Given text -
========

So here’s one of the greatest automotive mysteries yet to be resolved . Why was it that Ingrid Bergman refused delivery of the custom Ferrari 375MM Roberto Rossellini had built for her that included a custom color named for Ms Bergman [ Bergman Silver ] – What happened to the car immediately after its completion and Ms Bergman refusing delivery ? [ that’s the informational black hole of the century when it comes to Ferrari history ] and how many hands has it passed thru since its completion ?

Truly a mystery worthy of of its own book should the facts ever be uncovered . By the way the car is a real stunner ! Perhaps the most stunning custom Ferrari of all time .

And no … I don’t know either . Believe me I wish I did !

========

Listed records -
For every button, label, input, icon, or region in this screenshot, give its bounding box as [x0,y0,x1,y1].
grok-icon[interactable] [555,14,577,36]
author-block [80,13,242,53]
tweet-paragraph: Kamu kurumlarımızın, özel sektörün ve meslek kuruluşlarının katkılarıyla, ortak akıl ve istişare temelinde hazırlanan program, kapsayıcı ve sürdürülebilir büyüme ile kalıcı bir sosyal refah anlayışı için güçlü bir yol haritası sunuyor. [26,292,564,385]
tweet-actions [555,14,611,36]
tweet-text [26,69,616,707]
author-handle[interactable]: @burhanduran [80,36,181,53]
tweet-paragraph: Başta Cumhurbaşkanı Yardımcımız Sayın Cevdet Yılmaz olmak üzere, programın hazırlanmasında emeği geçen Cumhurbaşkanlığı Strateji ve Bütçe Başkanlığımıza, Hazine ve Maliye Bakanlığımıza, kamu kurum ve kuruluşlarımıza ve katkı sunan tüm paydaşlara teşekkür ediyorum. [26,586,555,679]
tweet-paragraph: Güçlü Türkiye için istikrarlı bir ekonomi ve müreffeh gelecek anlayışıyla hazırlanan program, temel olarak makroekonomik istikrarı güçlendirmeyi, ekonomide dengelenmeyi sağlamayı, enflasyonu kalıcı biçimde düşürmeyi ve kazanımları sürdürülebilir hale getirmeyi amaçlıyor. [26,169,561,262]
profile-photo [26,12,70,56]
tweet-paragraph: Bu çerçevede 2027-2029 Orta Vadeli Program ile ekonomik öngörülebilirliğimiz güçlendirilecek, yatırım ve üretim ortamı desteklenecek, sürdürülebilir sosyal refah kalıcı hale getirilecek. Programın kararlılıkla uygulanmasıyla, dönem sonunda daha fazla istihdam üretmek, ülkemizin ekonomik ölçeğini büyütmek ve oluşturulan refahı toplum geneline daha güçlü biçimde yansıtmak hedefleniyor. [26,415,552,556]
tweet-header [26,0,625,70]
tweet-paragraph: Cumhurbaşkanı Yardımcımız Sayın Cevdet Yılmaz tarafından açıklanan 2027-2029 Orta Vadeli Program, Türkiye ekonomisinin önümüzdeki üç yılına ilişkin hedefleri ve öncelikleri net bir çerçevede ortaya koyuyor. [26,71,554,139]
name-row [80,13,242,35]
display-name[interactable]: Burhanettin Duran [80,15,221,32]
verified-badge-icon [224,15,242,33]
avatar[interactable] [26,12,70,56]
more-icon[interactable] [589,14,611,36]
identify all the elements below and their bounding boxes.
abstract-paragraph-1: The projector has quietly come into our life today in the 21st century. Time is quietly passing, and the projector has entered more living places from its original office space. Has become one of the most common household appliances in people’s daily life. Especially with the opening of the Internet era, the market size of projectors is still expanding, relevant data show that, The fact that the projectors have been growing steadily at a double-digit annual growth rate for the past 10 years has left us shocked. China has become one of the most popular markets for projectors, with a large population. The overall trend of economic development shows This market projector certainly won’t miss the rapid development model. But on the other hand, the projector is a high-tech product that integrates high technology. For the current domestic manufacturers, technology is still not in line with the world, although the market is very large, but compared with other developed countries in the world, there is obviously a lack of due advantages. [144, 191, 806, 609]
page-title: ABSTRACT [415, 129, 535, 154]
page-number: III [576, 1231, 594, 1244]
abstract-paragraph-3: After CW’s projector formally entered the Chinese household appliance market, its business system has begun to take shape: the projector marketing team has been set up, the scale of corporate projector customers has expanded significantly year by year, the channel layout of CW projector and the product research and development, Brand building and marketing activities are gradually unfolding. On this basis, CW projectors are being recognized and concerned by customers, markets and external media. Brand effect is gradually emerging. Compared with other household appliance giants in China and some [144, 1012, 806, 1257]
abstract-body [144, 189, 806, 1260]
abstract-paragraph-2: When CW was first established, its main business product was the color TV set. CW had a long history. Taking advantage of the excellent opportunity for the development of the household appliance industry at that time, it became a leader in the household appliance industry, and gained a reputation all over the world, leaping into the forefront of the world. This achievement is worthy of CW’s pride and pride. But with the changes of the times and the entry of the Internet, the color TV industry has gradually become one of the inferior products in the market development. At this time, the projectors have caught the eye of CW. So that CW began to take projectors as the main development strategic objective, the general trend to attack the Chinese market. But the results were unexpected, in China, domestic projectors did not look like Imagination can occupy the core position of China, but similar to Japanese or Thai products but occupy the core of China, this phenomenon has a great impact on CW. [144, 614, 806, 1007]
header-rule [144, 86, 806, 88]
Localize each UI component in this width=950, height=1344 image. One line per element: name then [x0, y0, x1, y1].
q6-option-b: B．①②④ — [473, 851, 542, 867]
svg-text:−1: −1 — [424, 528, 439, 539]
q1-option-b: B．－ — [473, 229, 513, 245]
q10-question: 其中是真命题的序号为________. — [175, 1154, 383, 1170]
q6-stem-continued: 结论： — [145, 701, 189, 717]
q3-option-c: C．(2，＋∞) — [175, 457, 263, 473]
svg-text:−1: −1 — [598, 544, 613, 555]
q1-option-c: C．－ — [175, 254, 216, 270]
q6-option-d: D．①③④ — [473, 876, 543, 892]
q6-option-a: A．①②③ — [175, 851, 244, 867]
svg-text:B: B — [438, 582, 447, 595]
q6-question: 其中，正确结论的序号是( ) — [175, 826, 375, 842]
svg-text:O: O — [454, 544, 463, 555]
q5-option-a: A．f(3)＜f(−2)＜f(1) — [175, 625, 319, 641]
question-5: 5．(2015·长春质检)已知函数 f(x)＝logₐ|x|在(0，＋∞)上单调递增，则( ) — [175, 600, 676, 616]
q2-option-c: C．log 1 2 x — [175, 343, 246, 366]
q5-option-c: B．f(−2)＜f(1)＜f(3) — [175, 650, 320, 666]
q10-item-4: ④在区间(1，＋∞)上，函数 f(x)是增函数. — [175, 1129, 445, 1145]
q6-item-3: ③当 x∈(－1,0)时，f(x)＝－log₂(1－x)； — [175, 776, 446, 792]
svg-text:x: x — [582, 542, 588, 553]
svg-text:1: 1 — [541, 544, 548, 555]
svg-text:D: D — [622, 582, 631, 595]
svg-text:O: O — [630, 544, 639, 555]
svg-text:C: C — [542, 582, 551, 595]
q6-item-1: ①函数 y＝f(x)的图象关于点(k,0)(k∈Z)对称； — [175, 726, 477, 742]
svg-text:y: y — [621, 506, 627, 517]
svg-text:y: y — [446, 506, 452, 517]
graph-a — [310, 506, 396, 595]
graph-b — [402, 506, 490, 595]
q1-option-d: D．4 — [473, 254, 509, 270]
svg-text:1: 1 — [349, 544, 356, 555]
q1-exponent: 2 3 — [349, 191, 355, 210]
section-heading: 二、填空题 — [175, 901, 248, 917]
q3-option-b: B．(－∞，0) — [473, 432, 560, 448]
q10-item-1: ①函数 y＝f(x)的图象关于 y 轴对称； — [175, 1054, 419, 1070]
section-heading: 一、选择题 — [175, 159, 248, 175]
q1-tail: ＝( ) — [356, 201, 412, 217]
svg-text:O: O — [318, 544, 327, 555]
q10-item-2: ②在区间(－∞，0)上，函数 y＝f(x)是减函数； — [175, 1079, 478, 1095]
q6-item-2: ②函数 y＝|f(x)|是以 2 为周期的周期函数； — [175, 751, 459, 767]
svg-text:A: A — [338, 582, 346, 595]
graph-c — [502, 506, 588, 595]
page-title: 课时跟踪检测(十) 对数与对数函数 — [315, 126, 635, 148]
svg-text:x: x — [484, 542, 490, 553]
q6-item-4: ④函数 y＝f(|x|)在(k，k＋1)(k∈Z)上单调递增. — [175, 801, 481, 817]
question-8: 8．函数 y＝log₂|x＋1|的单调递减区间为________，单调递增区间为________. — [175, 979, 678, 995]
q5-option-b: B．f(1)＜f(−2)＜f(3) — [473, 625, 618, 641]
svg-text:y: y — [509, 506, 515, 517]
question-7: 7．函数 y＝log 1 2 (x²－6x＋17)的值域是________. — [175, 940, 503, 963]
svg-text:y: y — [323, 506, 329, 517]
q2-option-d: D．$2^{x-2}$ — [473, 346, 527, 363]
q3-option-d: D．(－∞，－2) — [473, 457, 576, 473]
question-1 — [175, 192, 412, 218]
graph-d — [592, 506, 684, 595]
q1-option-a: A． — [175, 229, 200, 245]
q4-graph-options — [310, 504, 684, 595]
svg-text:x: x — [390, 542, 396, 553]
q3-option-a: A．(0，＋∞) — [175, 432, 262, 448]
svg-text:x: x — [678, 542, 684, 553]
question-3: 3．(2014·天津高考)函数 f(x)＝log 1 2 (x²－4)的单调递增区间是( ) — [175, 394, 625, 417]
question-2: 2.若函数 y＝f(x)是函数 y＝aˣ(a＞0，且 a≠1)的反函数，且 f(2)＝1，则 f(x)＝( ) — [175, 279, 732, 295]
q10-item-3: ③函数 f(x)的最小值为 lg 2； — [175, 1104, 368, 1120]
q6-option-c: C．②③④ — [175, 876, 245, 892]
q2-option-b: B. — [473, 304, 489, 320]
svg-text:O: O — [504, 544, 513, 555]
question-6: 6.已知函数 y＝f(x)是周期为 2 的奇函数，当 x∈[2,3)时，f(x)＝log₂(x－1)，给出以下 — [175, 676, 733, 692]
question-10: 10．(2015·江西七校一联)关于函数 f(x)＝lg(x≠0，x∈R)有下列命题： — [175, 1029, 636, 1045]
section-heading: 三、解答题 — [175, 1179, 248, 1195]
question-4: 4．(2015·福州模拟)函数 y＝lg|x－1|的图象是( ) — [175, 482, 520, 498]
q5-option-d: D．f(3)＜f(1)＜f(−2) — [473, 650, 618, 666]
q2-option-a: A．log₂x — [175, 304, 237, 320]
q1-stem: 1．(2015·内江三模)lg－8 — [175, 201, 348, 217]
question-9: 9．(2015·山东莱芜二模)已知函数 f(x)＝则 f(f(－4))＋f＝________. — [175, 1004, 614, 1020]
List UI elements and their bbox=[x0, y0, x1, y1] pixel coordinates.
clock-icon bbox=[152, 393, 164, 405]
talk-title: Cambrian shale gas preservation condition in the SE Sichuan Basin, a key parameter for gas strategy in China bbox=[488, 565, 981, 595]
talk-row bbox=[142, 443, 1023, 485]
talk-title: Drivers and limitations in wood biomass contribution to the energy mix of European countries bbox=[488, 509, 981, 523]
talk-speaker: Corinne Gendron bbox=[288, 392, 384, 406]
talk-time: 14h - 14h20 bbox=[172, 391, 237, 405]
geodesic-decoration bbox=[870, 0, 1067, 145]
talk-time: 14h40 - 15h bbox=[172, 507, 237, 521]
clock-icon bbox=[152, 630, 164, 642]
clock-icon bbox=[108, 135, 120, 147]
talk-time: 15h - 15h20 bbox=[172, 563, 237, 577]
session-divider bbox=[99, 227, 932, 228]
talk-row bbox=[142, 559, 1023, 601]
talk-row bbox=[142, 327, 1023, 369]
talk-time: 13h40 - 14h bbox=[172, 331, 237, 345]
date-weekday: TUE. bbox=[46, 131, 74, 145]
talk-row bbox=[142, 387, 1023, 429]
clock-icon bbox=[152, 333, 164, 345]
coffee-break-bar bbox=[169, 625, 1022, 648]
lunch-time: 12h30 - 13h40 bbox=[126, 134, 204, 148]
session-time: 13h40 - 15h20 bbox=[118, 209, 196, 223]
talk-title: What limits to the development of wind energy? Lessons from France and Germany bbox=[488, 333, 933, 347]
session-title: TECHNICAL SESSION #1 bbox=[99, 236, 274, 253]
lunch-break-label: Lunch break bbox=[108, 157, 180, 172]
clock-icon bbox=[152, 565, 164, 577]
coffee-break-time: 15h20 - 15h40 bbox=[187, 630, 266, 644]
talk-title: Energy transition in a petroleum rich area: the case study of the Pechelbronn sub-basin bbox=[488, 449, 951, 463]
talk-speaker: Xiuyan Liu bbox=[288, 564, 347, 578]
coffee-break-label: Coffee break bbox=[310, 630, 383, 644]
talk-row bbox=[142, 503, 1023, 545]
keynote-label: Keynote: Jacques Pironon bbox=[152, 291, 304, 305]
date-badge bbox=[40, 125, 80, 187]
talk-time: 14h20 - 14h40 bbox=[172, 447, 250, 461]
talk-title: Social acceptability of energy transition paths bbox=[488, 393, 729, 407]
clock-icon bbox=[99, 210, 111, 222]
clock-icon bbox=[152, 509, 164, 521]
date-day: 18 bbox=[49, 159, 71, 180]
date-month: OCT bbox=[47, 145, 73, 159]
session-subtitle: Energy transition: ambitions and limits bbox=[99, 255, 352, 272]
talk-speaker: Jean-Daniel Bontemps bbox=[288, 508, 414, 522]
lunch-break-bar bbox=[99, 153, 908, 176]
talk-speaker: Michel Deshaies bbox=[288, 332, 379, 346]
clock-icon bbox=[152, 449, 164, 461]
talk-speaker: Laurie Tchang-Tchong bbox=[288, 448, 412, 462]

========

Your goal - According to the passage about the Ferrari 375MM, what was the custom color named for Ingrid Bergman?

Full output - Bergman Silver